:: Dataset content ::

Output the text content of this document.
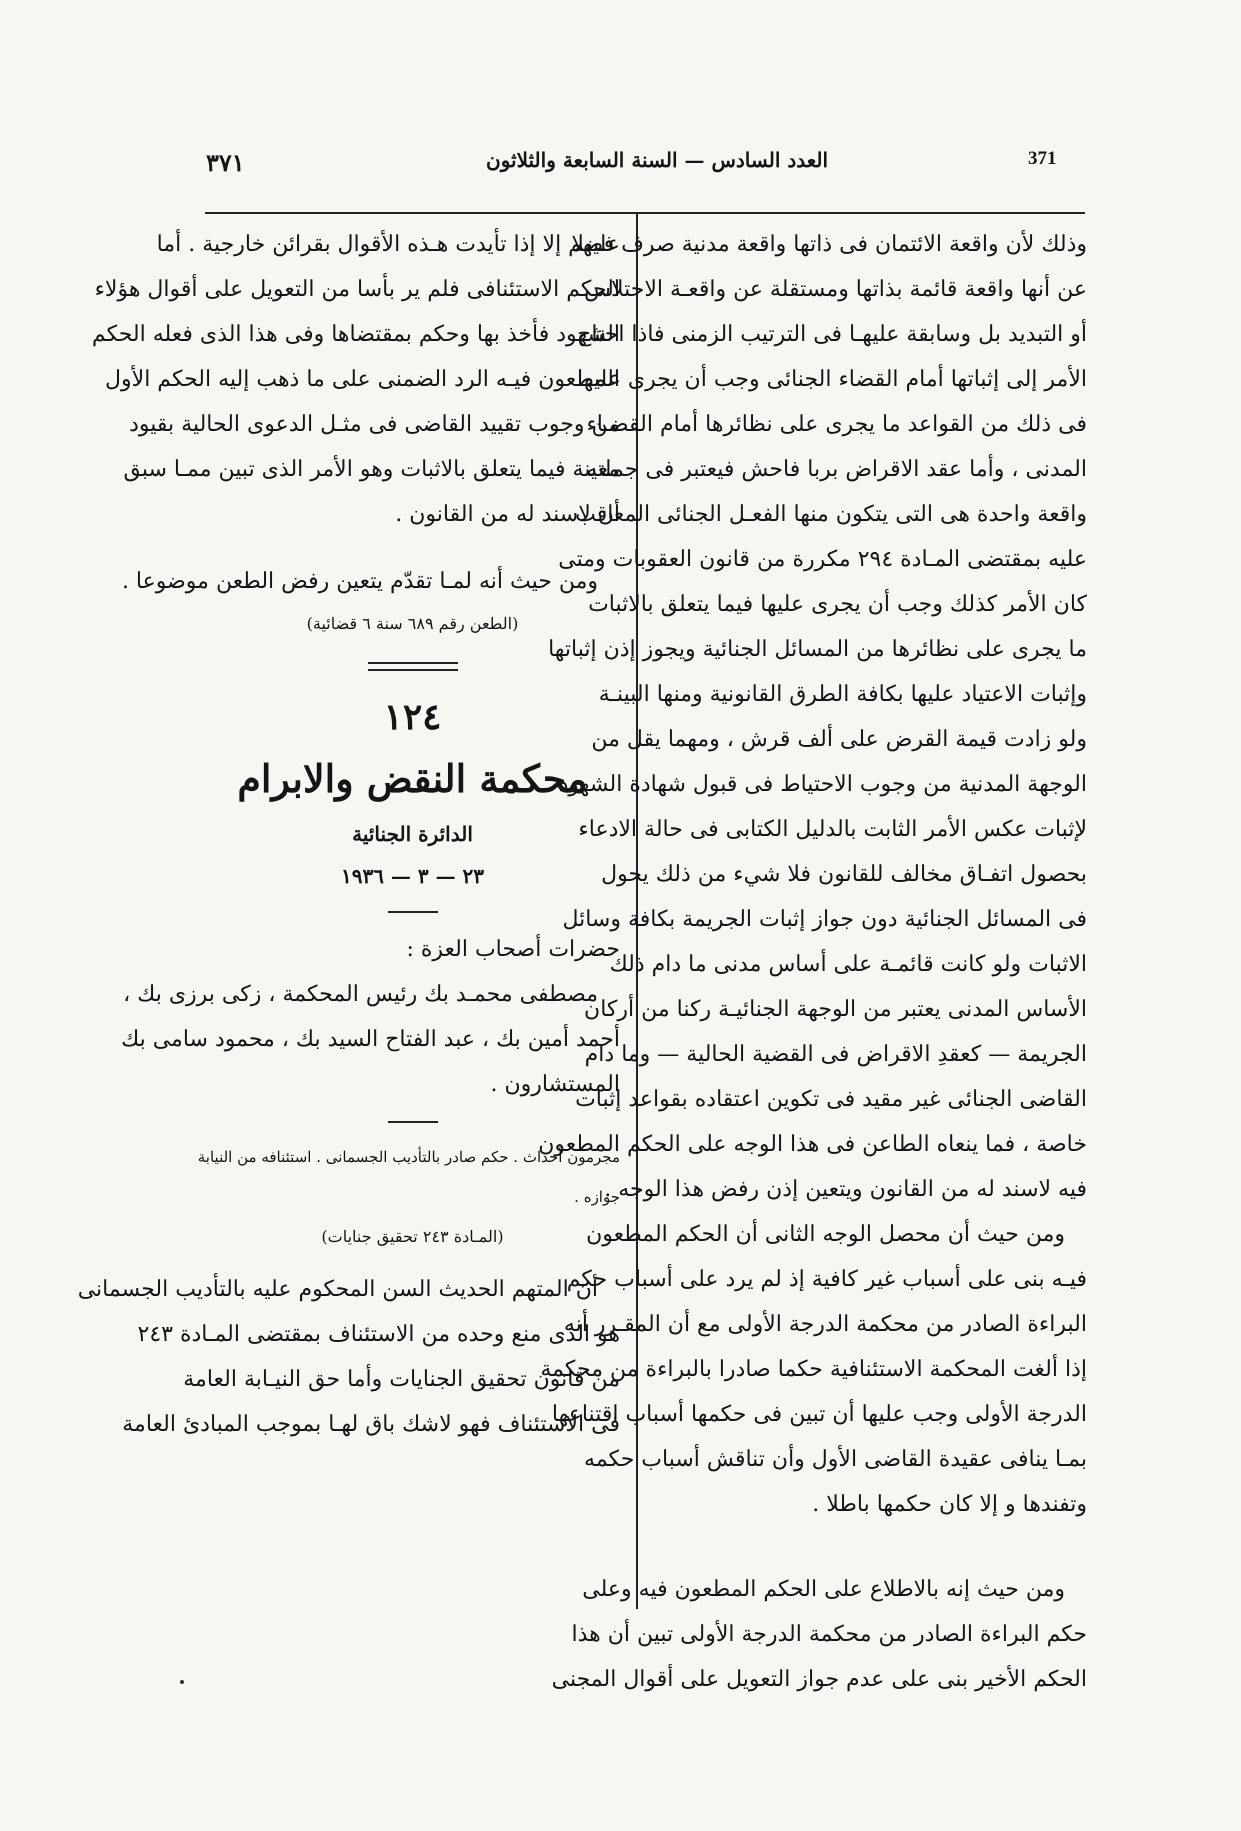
371
العدد السادس — السنة السابعة والثلاثون
٣٧١
وذلك لأن واقعة الائتمان فى ذاتها واقعة مدنية صرف فضلا
عن أنها واقعة قائمة بذاتها ومستقلة عن واقعـة الاختلاس
أو التبديد بل وسابقة عليهـا فى الترتيب الزمنى فاذا احتاج
الأمر إلى إثباتها أمام القضاء الجنائى وجب أن يجرى عليها
فى ذلك من القواعد ما يجرى على نظائرها أمام القضـاء
المدنى ، وأما عقد الاقراض بربا فاحش فيعتبر فى جملته
واقعة واحدة هى التى يتكون منها الفعـل الجنائى المعاقب
عليه بمقتضى المـادة ٢٩٤ مكررة من قانون العقوبات ومتى
كان الأمر كذلك وجب أن يجرى عليها فيما يتعلق بالاثبات
ما يجرى على نظائرها من المسائل الجنائية ويجوز إذن إثباتها
وإثبات الاعتياد عليها بكافة الطرق القانونية ومنها البينـة
ولو زادت قيمة القرض على ألف قرش ، ومهما يقل من
الوجهة المدنية من وجوب الاحتياط فى قبول شهادة الشهود
لإثبات عكس الأمر الثابت بالدليل الكتابى فى حالة الادعاء
بحصول اتفـاق مخالف للقانون فلا شيء من ذلك يحول
فى المسائل الجنائية دون جواز إثبات الجريمة بكافة وسائل
الاثبات ولو كانت قائمـة على أساس مدنى ما دام ذلك
الأساس المدنى يعتبر من الوجهة الجنائيـة ركنا من أركان
الجريمة — كعقدِ الاقراض فى القضية الحالية — وما دام
القاضى الجنائى غير مقيد فى تكوين اعتقاده بقواعد إثبات
خاصة ، فما ينعاه الطاعن فى هذا الوجه على الحكم المطعون
فيه لاسند له من القانون ويتعين إذن رفض هذا الوجه .
ومن حيث أن محصل الوجه الثانى أن الحكم المطعون
فيـه بنى على أسباب غير كافية إذ لم يرد على أسباب حكم
البراءة الصادر من محكمة الدرجة الأولى مع أن المقـرر أنه
إذا ألغت المحكمة الاستئنافية حكما صادرا بالبراءة من محكمة
الدرجة الأولى وجب عليها أن تبين فى حكمها أسباب اقتناعها
بمـا ينافى عقيدة القاضى الأول وأن تناقش أسباب حكمه
وتفندها و إلا كان حكمها باطلا .
ومن حيث إنه بالاطلاع على الحكم المطعون فيه وعلى
حكم البراءة الصادر من محكمة الدرجة الأولى تبين أن هذا
الحكم الأخير بنى على عدم جواز التعويل على أقوال المجنى
عليهم إلا إذا تأيدت هـذه الأقوال بقرائن خارجية . أما
الحكم الاستئنافى فلم ير بأسا من التعويل على أقوال هؤلاء
الشهود فأخذ بها وحكم بمقتضاها وفى هذا الذى فعله الحكم
المطعون فيـه الرد الضمنى على ما ذهب إليه الحكم الأول
من وجوب تقييد القاضى فى مثـل الدعوى الحالية بقيود
معينة فيما يتعلق بالاثبات وهو الأمر الذى تبين ممـا سبق
أن لاسند له من القانون .
ومن حيث أنه لمـا تقدّم يتعين رفض الطعن موضوعا .
(الطعن رقم ٦٨٩ سنة ٦ قضائية)
١٢٤
محكمة النقض والابرام
الدائرة الجنائية
٢٣ — ٣ — ١٩٣٦
حضرات أصحاب العزة :
مصطفى محمـد بك رئيس المحكمة ، زكى برزى بك ،
أحمد أمين بك ، عبد الفتاح السيد بك ، محمود سامى بك
المستشارون .
مجرمون أحداث . حكم صادر بالتأديب الجسمانى . استئنافه من النيابة
جوازه .
(المـادة ٢٤٣ تحقيق جنايات)
أن المتهم الحديث السن المحكوم عليه بالتأديب الجسمانى
هو الذى منع وحده من الاستئناف بمقتضى المـادة ٢٤٣
من قانون تحقيق الجنايات وأما حق النيـابة العامة
فى الاستئناف فهو لاشك باق لهـا بموجب المبادئ العامة
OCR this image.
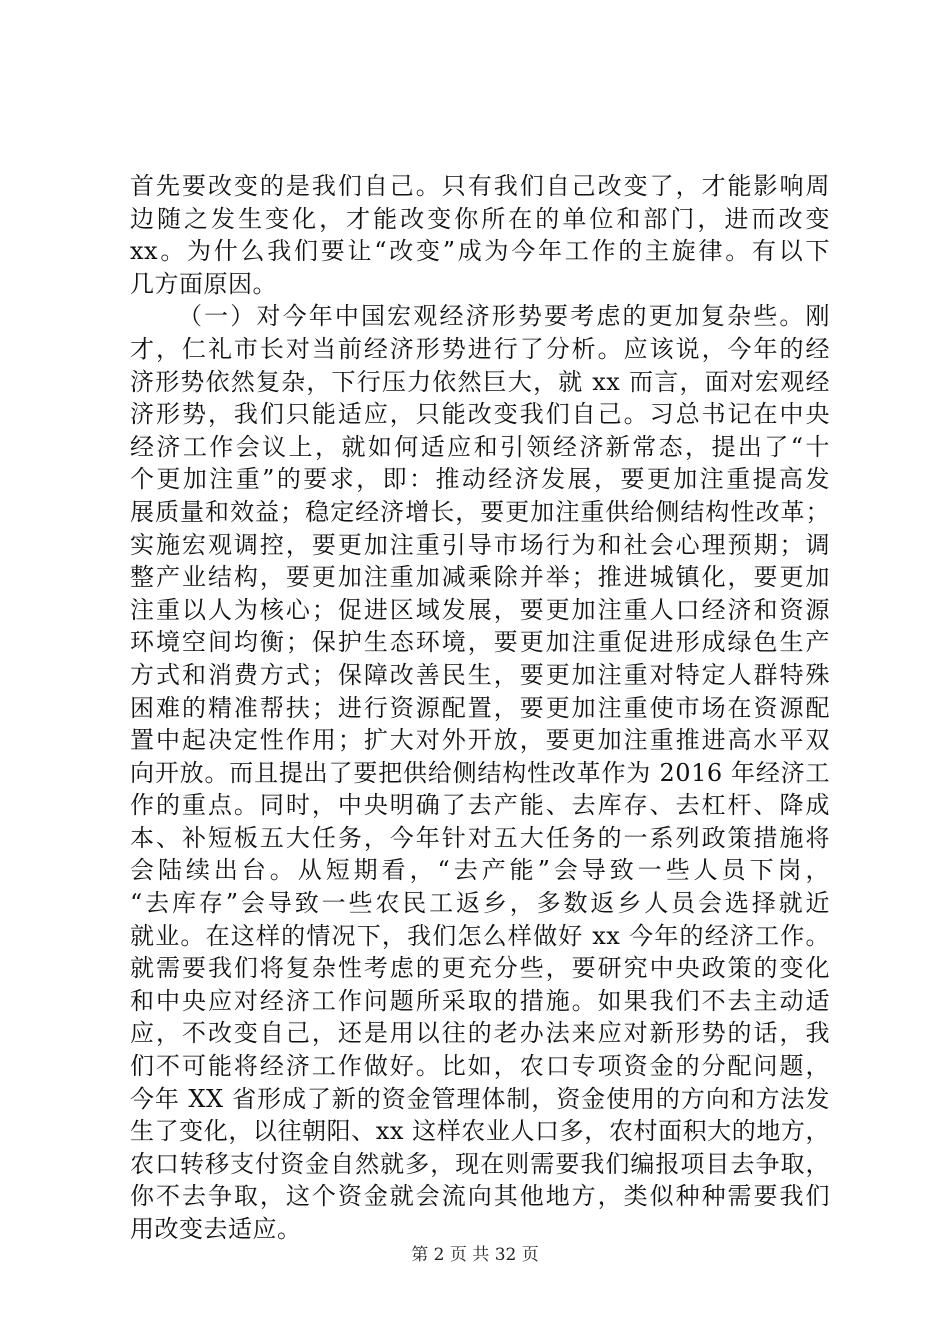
首先要改变的是我们自己。只有我们自己改变了，才能影响周
边随之发生变化，才能改变你所在的单位和部门，进而改变
xx。为什么我们要让“改变”成为今年工作的主旋律。有以下
几方面原因。
（一）对今年中国宏观经济形势要考虑的更加复杂些。刚
才，仁礼市长对当前经济形势进行了分析。应该说，今年的经
济形势依然复杂，下行压力依然巨大，就 xx 而言，面对宏观经
济形势，我们只能适应，只能改变我们自己。习总书记在中央
经济工作会议上，就如何适应和引领经济新常态，提出了“十
个更加注重”的要求，即：推动经济发展，要更加注重提高发
展质量和效益；稳定经济增长，要更加注重供给侧结构性改革；
实施宏观调控，要更加注重引导市场行为和社会心理预期；调
整产业结构，要更加注重加减乘除并举；推进城镇化，要更加
注重以人为核心；促进区域发展，要更加注重人口经济和资源
环境空间均衡；保护生态环境，要更加注重促进形成绿色生产
方式和消费方式；保障改善民生，要更加注重对特定人群特殊
困难的精准帮扶；进行资源配置，要更加注重使市场在资源配
置中起决定性作用；扩大对外开放，要更加注重推进高水平双
向开放。而且提出了要把供给侧结构性改革作为 2016 年经济工
作的重点。同时，中央明确了去产能、去库存、去杠杆、降成
本、补短板五大任务，今年针对五大任务的一系列政策措施将
会陆续出台。从短期看，“去产能”会导致一些人员下岗，
“去库存”会导致一些农民工返乡，多数返乡人员会选择就近
就业。在这样的情况下，我们怎么样做好 xx 今年的经济工作。
就需要我们将复杂性考虑的更充分些，要研究中央政策的变化
和中央应对经济工作问题所采取的措施。如果我们不去主动适
应，不改变自己，还是用以往的老办法来应对新形势的话，我
们不可能将经济工作做好。比如，农口专项资金的分配问题，
今年 XX 省形成了新的资金管理体制，资金使用的方向和方法发
生了变化，以往朝阳、xx 这样农业人口多，农村面积大的地方，
农口转移支付资金自然就多，现在则需要我们编报项目去争取，
你不去争取，这个资金就会流向其他地方，类似种种需要我们
用改变去适应。
第 2 页 共 32 页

:::

* _Set exercise_
From the listing above, pick out each line where the word "الذى" appears.

* _Written response_
الشهود فأخذ بها وحكم بمقتضاها وفى هذا الذى فعله الحكم
معينة فيما يتعلق بالاثبات وهو الأمر الذى تبين ممـا سبق
هو الذى منع وحده من الاستئناف بمقتضى المـادة ٢٤٣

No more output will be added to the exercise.